> _Instruction_:
Report the number of lines in the entries below that include the word "sluchu", and nothing else.

> _Available records_:
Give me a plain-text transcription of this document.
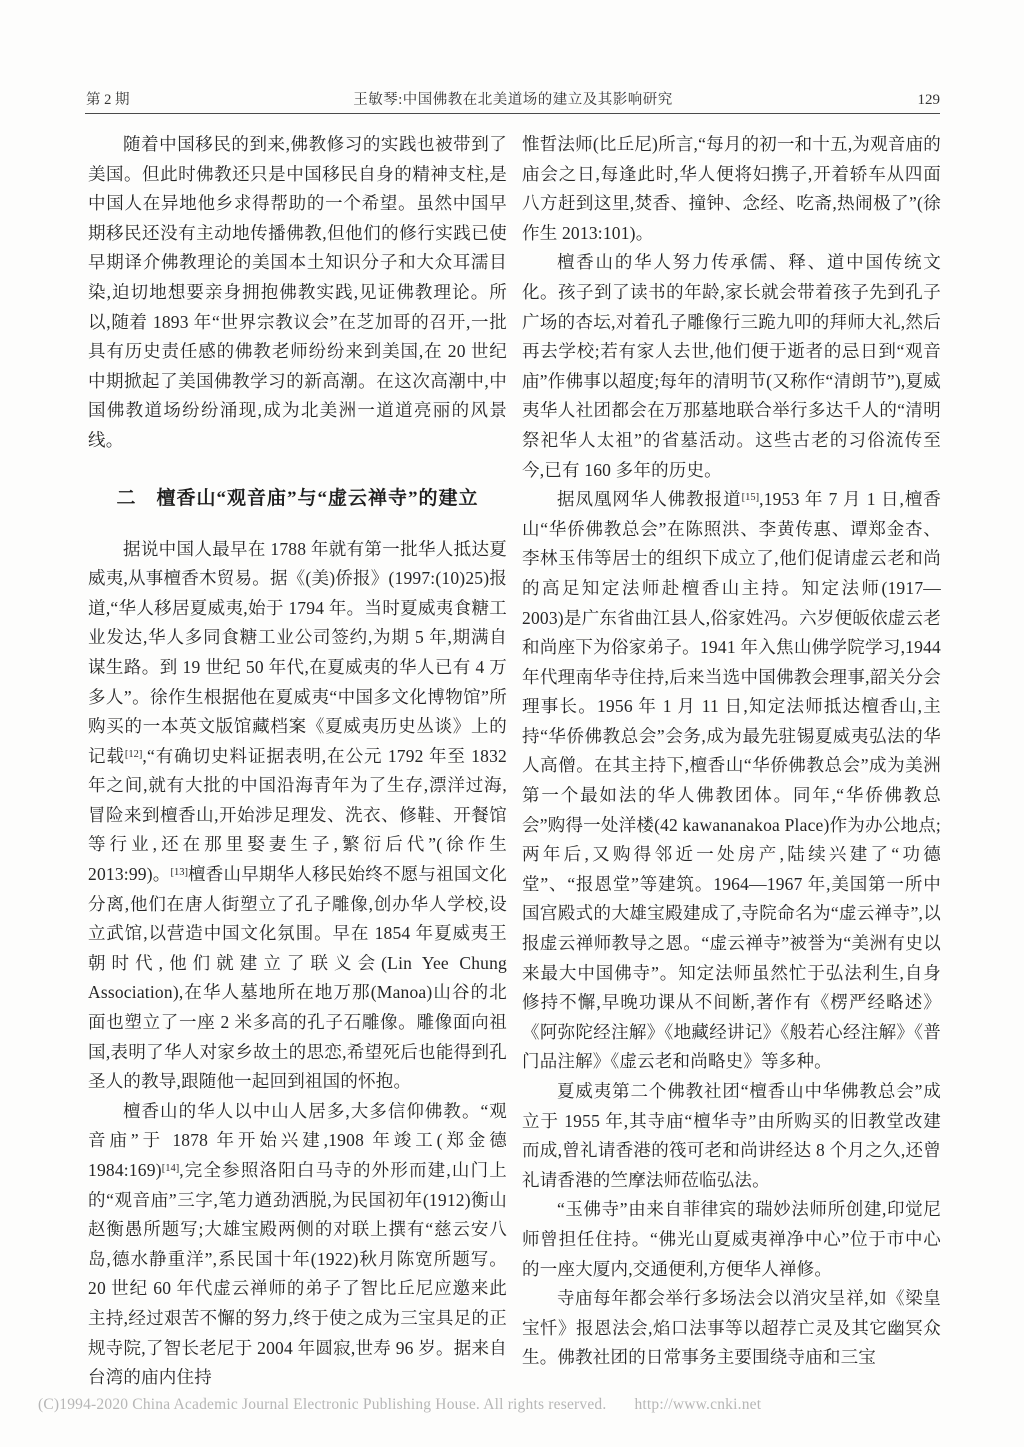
第 2 期	王敏琴:中国佛教在北美道场的建立及其影响研究	129

随着中国移民的到来,佛教修习的实践也被带到了美国。但此时佛教还只是中国移民自身的精神支柱,是中国人在异地他乡求得帮助的一个希望。虽然中国早期移民还没有主动地传播佛教,但他们的修行实践已使早期译介佛教理论的美国本土知识分子和大众耳濡目染,迫切地想要亲身拥抱佛教实践,见证佛教理论。所以,随着 1893 年“世界宗教议会”在芝加哥的召开,一批具有历史责任感的佛教老师纷纷来到美国,在 20 世纪中期掀起了美国佛教学习的新高潮。在这次高潮中,中国佛教道场纷纷涌现,成为北美洲一道道亮丽的风景线。

二　檀香山“观音庙”与“虚云禅寺”的建立

据说中国人最早在 1788 年就有第一批华人抵达夏威夷,从事檀香木贸易。据《(美)侨报》(1997:(10)25)报道,“华人移居夏威夷,始于 1794 年。当时夏威夷食糖工业发达,华人多同食糖工业公司签约,为期 5 年,期满自谋生路。到 19 世纪 50 年代,在夏威夷的华人已有 4 万多人”。徐作生根据他在夏威夷“中国多文化博物馆”所购买的一本英文版馆藏档案《夏威夷历史丛谈》上的记载[12],“有确切史料证据表明,在公元 1792 年至 1832 年之间,就有大批的中国沿海青年为了生存,漂洋过海,冒险来到檀香山,开始涉足理发、洗衣、修鞋、开餐馆等行业,还在那里娶妻生子,繁衍后代”(徐作生 2013:99)。[13]檀香山早期华人移民始终不愿与祖国文化分离,他们在唐人街塑立了孔子雕像,创办华人学校,设立武馆,以营造中国文化氛围。早在 1854 年夏威夷王朝时代,他们就建立了联义会(Lin Yee Chung Association),在华人墓地所在地万那(Manoa)山谷的北面也塑立了一座 2 米多高的孔子石雕像。雕像面向祖国,表明了华人对家乡故土的思恋,希望死后也能得到孔圣人的教导,跟随他一起回到祖国的怀抱。

檀香山的华人以中山人居多,大多信仰佛教。“观音庙”于 1878 年开始兴建,1908 年竣工(郑金德 1984:169)[14],完全参照洛阳白马寺的外形而建,山门上的“观音庙”三字,笔力遒劲洒脱,为民国初年(1912)衡山赵衡愚所题写;大雄宝殿两侧的对联上撰有“慈云安八岛,德水静重洋”,系民国十年(1922)秋月陈宽所题写。20 世纪 60 年代虚云禅师的弟子了智比丘尼应邀来此主持,经过艰苦不懈的努力,终于使之成为三宝具足的正规寺院,了智长老尼于 2004 年圆寂,世寿 96 岁。据来自台湾的庙内住持

惟晢法师(比丘尼)所言,“每月的初一和十五,为观音庙的庙会之日,每逢此时,华人便将妇携子,开着轿车从四面八方赶到这里,焚香、撞钟、念经、吃斋,热闹极了”(徐作生 2013:101)。

檀香山的华人努力传承儒、释、道中国传统文化。孩子到了读书的年龄,家长就会带着孩子先到孔子广场的杏坛,对着孔子雕像行三跪九叩的拜师大礼,然后再去学校;若有家人去世,他们便于逝者的忌日到“观音庙”作佛事以超度;每年的清明节(又称作“清朗节”),夏威夷华人社团都会在万那墓地联合举行多达千人的“清明祭祀华人太祖”的省墓活动。这些古老的习俗流传至今,已有 160 多年的历史。

据凤凰网华人佛教报道[15],1953 年 7 月 1 日,檀香山“华侨佛教总会”在陈照洪、李黄传惠、谭郑金杏、李林玉伟等居士的组织下成立了,他们促请虚云老和尚的高足知定法师赴檀香山主持。知定法师(1917—2003)是广东省曲江县人,俗家姓冯。六岁便皈依虚云老和尚座下为俗家弟子。1941 年入焦山佛学院学习,1944 年代理南华寺住持,后来当选中国佛教会理事,韶关分会理事长。1956 年 1 月 11 日,知定法师抵达檀香山,主持“华侨佛教总会”会务,成为最先驻锡夏威夷弘法的华人高僧。在其主持下,檀香山“华侨佛教总会”成为美洲第一个最如法的华人佛教团体。同年,“华侨佛教总会”购得一处洋楼(42 kawananakoa Place)作为办公地点;两年后,又购得邻近一处房产,陆续兴建了“功德堂”、“报恩堂”等建筑。1964—1967 年,美国第一所中国宫殿式的大雄宝殿建成了,寺院命名为“虚云禅寺”,以报虚云禅师教导之恩。“虚云禅寺”被誉为“美洲有史以来最大中国佛寺”。知定法师虽然忙于弘法利生,自身修持不懈,早晚功课从不间断,著作有《楞严经略述》《阿弥陀经注解》《地藏经讲记》《般若心经注解》《普门品注解》《虚云老和尚略史》等多种。

夏威夷第二个佛教社团“檀香山中华佛教总会”成立于 1955 年,其寺庙“檀华寺”由所购买的旧教堂改建而成,曾礼请香港的筏可老和尚讲经达 8 个月之久,还曾礼请香港的竺摩法师莅临弘法。

“玉佛寺”由来自菲律宾的瑞妙法师所创建,印觉尼师曾担任住持。“佛光山夏威夷禅净中心”位于市中心的一座大厦内,交通便利,方便华人禅修。

寺庙每年都会举行多场法会以消灾呈祥,如《梁皇宝忏》报恩法会,焰口法事等以超荐亡灵及其它幽冥众生。佛教社团的日常事务主要围绕寺庙和三宝

(C)1994-2020 China Academic Journal Electronic Publishing House. All rights reserved. http://www.cnki.net
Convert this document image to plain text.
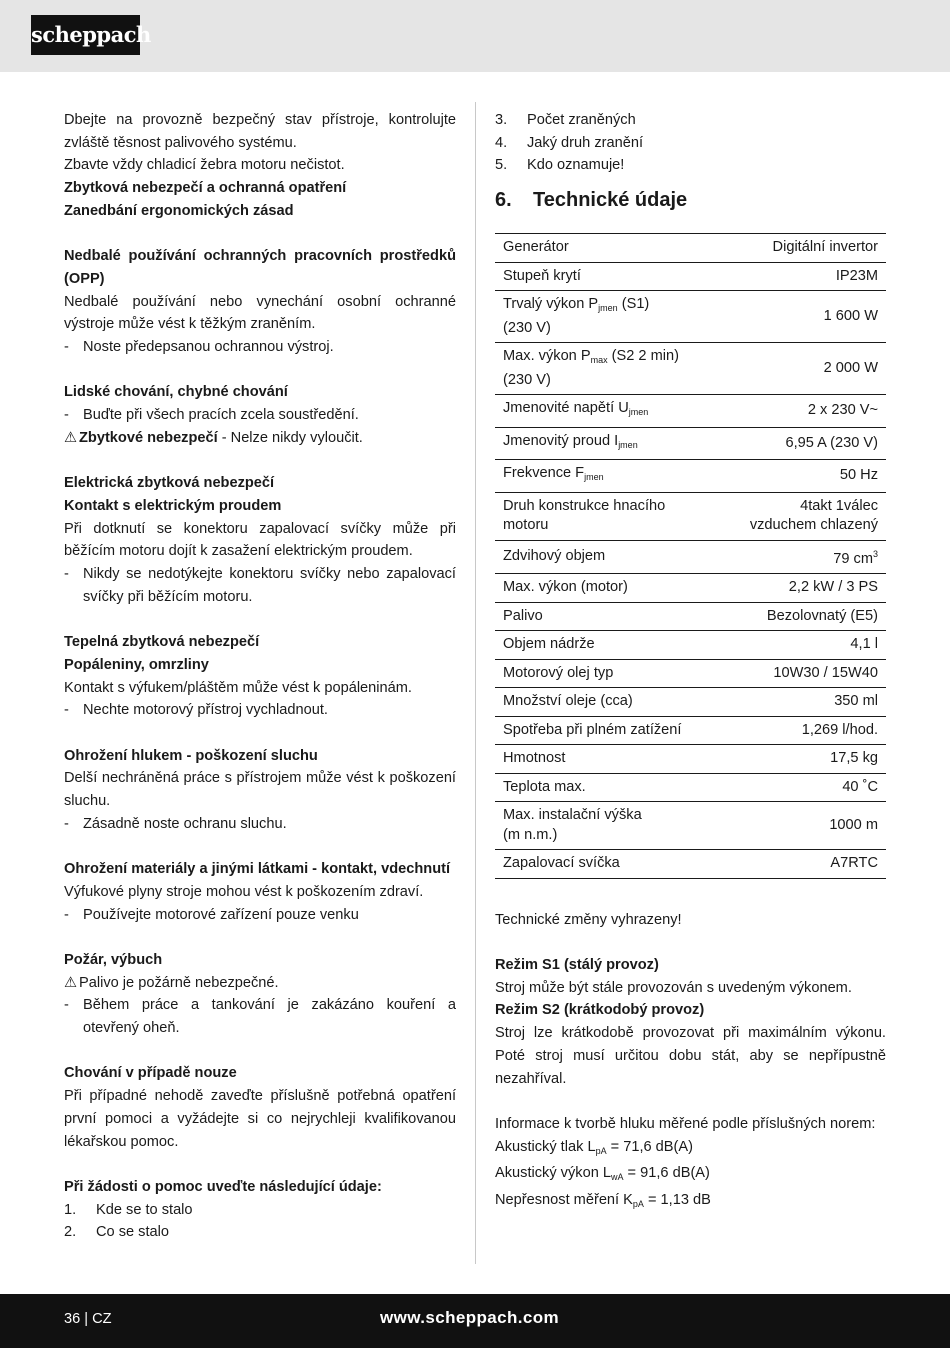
scheppach

Dbejte na provozně bezpečný stav přístroje, kontrolujte zvláště těsnost palivového systému.

Zbavte vždy chladicí žebra motoru nečistot.

Zbytková nebezpečí a ochranná opatření

Zanedbání ergonomických zásad

Nedbalé používání ochranných pracovních prostředků (OPP)

Nedbalé používání nebo vynechání osobní ochranné výstroje může vést k těžkým zraněním.

- Noste předepsanou ochrannou výstroj.

Lidské chování, chybné chování

- Buďte při všech pracích zcela soustředění.

⚠ Zbytkové nebezpečí - Nelze nikdy vyloučit.

Elektrická zbytková nebezpečí

Kontakt s elektrickým proudem

Při dotknutí se konektoru zapalovací svíčky může při běžícím motoru dojít k zasažení elektrickým proudem.

- Nikdy se nedotýkejte konektoru svíčky nebo zapalovací svíčky při běžícím motoru.

Tepelná zbytková nebezpečí

Popáleniny, omrzliny

Kontakt s výfukem/pláštěm může vést k popáleninám.

- Nechte motorový přístroj vychladnout.

Ohrožení hlukem - poškození sluchu

Delší nechráněná práce s přístrojem může vést k poškození sluchu.

- Zásadně noste ochranu sluchu.

Ohrožení materiály a jinými látkami - kontakt, vdechnutí

Výfukové plyny stroje mohou vést k poškozením zdraví.

- Používejte motorové zařízení pouze venku

Požár, výbuch

⚠ Palivo je požárně nebezpečné.

- Během práce a tankování je zakázáno kouření a otevřený oheň.

Chování v případě nouze

Při případné nehodě zaveďte příslušně potřebná opatření první pomoci a vyžádejte si co nejrychleji kvalifikovanou lékařskou pomoc.

Při žádosti o pomoc uveďte následující údaje:

1.	Kde se to stalo
2.	Co se stalo
3.	Počet zraněných
4.	Jaký druh zranění
5.	Kdo oznamuje!
6.	Technické údaje
Generátor	Digitální invertor
Stupeň krytí	IP23M
Trvalý výkon $P_{jmen}$ (S1)
(230 V)	1 600 W
Max. výkon $P_{max}$ (S2 2 min)
(230 V)	2 000 W
Jmenovité napětí $U_{jmen}$	2 x 230 V~
Jmenovitý proud $I_{jmen}$	6,95 A (230 V)
Frekvence $F_{jmen}$	50 Hz
Druh konstrukce hnacího
motoru	4takt 1válec
vzduchem chlazený
Zdvihový objem	79 $cm^3$
Max. výkon (motor)	2,2 kW / 3 PS
Palivo	Bezolovnatý (E5)
Objem nádrže	4,1 l
Motorový olej typ	10W30 / 15W40
Množství oleje (cca)	350 ml
Spotřeba při plném zatížení	1,269 l/hod.
Hmotnost	17,5 kg
Teplota max.	40 ˚C
Max. instalační výška
(m n.m.)	1000 m
Zapalovací svíčka	A7RTC

Technické změny vyhrazeny!

Režim S1 (stálý provoz)

Stroj může být stále provozován s uvedeným výkonem.

Režim S2 (krátkodobý provoz)

Stroj lze krátkodobě provozovat při maximálním výkonu. Poté stroj musí určitou dobu stát, aby se nepřípustně nezahříval.

Informace k tvorbě hluku měřené podle příslušných norem:

Akustický tlak $L_{pA} = 71,6$ dB(A)

Akustický výkon $L_{wA} = 91,6$ dB(A)

Nepřesnost měření $K_{pA} = 1,13$ dB

36 | CZ	www.scheppach.com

> _Answer to this exercise_:
3